-- Extracted data start --

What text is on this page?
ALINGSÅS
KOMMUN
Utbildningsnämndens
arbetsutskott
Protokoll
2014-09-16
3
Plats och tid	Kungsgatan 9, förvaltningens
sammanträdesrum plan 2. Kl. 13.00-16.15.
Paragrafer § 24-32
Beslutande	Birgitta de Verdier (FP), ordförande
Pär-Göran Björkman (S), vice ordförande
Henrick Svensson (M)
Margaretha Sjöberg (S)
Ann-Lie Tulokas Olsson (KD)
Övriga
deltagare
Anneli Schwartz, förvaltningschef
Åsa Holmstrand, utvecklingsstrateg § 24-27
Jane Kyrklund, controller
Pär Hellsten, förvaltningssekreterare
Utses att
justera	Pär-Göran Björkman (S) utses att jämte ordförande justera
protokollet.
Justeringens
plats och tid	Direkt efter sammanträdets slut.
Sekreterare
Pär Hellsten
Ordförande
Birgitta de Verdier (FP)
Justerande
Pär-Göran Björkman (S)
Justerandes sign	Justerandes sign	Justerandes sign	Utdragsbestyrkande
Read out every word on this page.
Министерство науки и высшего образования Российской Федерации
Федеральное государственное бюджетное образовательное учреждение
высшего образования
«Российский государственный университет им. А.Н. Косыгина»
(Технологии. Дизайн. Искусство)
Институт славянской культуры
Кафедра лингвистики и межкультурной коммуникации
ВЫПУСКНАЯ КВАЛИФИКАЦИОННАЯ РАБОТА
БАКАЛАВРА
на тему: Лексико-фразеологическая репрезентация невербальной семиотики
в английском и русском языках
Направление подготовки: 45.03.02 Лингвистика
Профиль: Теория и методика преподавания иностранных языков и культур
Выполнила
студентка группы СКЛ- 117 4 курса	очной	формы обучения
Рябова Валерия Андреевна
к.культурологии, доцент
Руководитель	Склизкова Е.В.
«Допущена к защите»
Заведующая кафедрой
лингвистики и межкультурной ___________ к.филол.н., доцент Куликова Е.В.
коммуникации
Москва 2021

-- Extracted data end --

## Work required:
In the listing above, find the lines holding the word "Hellsten" and copy them.

## Solution:
Pär Hellsten, förvaltningssekreterare
Pär Hellsten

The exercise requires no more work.